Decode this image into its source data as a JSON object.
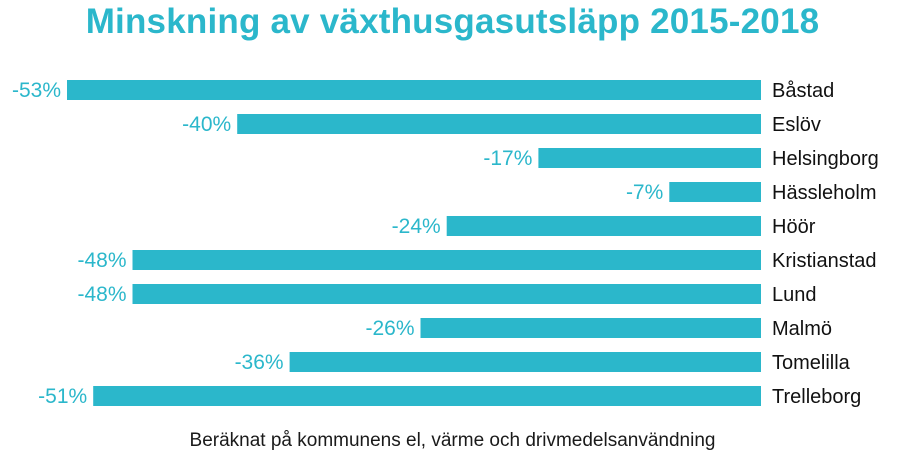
{
  "colors": {
    "bar": "#2bb7cb",
    "value_label": "#2bb7cb",
    "category_label": "#111111",
    "title": "#2bb7cb"
  },
  "chart_data": {
    "type": "bar",
    "orientation": "horizontal",
    "title": "Minskning av växthusgasutsläpp 2015-2018",
    "subtitle": "Beräknat på kommunens el, värme och drivmedelsanvändning",
    "categories": [
      "Båstad",
      "Eslöv",
      "Helsingborg",
      "Hässleholm",
      "Höör",
      "Kristianstad",
      "Lund",
      "Malmö",
      "Tomelilla",
      "Trelleborg"
    ],
    "values": [
      -53,
      -40,
      -17,
      -7,
      -24,
      -48,
      -48,
      -26,
      -36,
      -51
    ],
    "value_labels": [
      "-53%",
      "-40%",
      "-17%",
      "-7%",
      "-24%",
      "-48%",
      "-48%",
      "-26%",
      "-36%",
      "-51%"
    ],
    "xlim": [
      -53,
      0
    ],
    "grid": false,
    "legend": "none"
  }
}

(Exercise description) Pictures don't belong in the copy. Restate all the entries exactly.

(Exercise result)
Decode this image into its source data as a JSON object.
{
  "colors": {
    "bar": "#2bb7cb",
    "value_label": "#2bb7cb",
    "category_label": "#111111",
    "title": "#2bb7cb"
  },
  "chart_data": {
    "type": "bar",
    "orientation": "horizontal",
    "title": "Minskning av växthusgasutsläpp 2015-2018",
    "subtitle": "Beräknat på kommunens el, värme och drivmedelsanvändning",
    "categories": [
      "Båstad",
      "Eslöv",
      "Helsingborg",
      "Hässleholm",
      "Höör",
      "Kristianstad",
      "Lund",
      "Malmö",
      "Tomelilla",
      "Trelleborg"
    ],
    "values": [
      -53,
      -40,
      -17,
      -7,
      -24,
      -48,
      -48,
      -26,
      -36,
      -51
    ],
    "value_labels": [
      "-53%",
      "-40%",
      "-17%",
      "-7%",
      "-24%",
      "-48%",
      "-48%",
      "-26%",
      "-36%",
      "-51%"
    ],
    "xlim": [
      -53,
      0
    ],
    "grid": false,
    "legend": "none"
  }
}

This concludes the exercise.